◆ **Written exercise**
Search the records for "Sentiment" and copy each line that holds it.
........
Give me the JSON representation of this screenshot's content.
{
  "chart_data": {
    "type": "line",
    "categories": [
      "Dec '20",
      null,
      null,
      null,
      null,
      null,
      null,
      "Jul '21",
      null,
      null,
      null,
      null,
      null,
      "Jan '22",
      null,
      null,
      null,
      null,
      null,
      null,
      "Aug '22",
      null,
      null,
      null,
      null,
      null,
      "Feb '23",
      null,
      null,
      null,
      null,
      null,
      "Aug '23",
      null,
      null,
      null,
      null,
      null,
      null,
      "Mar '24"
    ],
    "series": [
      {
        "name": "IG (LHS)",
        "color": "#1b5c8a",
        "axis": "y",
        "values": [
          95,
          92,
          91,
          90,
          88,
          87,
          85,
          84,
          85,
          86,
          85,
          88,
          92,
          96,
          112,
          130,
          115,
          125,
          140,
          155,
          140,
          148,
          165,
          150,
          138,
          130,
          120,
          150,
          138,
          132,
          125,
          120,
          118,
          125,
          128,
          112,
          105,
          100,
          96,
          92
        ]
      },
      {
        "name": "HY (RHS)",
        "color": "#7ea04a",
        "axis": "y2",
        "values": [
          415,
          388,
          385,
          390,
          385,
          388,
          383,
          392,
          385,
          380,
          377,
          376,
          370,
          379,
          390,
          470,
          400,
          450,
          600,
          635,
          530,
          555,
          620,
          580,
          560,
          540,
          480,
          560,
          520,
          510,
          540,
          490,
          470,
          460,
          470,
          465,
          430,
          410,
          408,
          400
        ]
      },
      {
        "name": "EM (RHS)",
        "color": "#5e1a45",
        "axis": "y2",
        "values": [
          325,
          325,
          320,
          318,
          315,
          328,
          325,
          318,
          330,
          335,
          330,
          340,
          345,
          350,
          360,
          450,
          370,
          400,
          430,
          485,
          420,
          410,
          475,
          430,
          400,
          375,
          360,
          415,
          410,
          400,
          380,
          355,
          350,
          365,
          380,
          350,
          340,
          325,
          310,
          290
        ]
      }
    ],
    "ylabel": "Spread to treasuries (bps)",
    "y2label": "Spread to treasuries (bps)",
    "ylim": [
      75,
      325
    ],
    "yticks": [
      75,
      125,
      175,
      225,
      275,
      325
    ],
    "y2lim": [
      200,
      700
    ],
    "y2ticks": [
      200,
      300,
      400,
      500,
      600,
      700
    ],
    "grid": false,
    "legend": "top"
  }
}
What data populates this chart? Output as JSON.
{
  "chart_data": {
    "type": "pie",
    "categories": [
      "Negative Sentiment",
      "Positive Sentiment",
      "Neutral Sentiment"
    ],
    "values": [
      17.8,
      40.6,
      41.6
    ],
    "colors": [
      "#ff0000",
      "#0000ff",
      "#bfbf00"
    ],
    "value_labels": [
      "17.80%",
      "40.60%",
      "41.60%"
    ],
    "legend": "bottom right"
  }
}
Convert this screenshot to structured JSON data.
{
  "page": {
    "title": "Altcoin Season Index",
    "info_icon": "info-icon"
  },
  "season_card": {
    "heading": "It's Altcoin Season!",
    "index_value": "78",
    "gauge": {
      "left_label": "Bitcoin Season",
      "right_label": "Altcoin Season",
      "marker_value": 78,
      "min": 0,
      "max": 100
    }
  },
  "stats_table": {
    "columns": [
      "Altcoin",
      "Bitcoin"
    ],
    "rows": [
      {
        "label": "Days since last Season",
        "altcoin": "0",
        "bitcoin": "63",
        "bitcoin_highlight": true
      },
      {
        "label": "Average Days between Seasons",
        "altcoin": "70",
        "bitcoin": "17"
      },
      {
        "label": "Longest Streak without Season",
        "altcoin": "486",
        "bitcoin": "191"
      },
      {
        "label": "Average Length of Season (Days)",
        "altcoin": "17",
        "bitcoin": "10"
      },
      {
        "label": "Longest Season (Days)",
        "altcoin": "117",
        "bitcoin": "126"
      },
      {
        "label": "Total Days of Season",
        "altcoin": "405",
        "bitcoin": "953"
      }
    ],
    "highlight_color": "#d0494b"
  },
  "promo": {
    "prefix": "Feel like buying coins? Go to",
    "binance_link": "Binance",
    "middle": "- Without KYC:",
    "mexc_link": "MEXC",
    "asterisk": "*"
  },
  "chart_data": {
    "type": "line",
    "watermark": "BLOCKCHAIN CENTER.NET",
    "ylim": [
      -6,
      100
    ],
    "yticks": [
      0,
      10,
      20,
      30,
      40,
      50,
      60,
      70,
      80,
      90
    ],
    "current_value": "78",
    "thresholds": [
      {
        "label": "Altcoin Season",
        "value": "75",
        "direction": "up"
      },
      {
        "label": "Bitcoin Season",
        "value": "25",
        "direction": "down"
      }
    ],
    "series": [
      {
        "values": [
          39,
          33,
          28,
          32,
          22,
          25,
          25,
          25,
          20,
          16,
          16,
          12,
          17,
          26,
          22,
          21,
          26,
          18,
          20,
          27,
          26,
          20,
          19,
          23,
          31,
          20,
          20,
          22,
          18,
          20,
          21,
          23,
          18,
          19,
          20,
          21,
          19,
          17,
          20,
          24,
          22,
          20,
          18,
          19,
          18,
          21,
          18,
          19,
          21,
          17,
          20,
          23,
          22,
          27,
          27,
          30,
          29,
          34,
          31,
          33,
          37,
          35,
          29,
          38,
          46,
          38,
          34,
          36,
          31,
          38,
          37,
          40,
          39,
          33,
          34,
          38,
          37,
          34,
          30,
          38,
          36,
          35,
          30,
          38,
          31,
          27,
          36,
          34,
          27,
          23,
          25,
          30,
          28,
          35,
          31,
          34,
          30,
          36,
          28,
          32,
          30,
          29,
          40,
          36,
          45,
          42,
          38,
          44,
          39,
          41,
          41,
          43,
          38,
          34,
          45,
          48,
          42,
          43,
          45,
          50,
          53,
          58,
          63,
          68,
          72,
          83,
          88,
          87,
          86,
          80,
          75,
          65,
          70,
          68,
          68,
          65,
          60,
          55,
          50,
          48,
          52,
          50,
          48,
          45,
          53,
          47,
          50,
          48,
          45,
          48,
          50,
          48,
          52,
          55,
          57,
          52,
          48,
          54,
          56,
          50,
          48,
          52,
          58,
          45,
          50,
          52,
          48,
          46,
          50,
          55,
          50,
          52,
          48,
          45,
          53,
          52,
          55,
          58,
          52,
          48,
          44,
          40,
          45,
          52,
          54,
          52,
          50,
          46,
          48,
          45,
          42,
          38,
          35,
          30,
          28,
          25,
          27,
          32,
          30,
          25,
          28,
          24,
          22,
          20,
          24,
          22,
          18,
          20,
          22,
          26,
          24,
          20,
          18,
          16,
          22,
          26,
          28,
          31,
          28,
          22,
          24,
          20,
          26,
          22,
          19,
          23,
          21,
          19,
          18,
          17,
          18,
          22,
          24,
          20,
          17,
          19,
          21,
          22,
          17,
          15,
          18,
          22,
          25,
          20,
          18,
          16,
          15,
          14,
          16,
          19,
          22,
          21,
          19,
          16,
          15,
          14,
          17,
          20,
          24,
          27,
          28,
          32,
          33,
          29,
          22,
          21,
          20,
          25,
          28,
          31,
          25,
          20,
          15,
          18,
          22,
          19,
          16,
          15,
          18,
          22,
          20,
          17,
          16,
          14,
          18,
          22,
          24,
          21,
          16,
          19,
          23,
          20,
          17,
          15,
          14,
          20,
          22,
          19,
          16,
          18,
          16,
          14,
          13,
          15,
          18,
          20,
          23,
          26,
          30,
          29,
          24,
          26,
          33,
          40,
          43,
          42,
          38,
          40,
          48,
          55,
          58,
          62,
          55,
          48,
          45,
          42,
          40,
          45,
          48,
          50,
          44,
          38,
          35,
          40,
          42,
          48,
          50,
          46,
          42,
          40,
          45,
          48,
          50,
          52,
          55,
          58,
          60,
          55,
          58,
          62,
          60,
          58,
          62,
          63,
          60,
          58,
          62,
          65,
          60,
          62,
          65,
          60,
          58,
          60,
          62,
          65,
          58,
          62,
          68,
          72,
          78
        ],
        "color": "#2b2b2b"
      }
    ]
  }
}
........
◆ **Output of the task**
      "Negative Sentiment",
      "Positive Sentiment",
      "Neutral Sentiment"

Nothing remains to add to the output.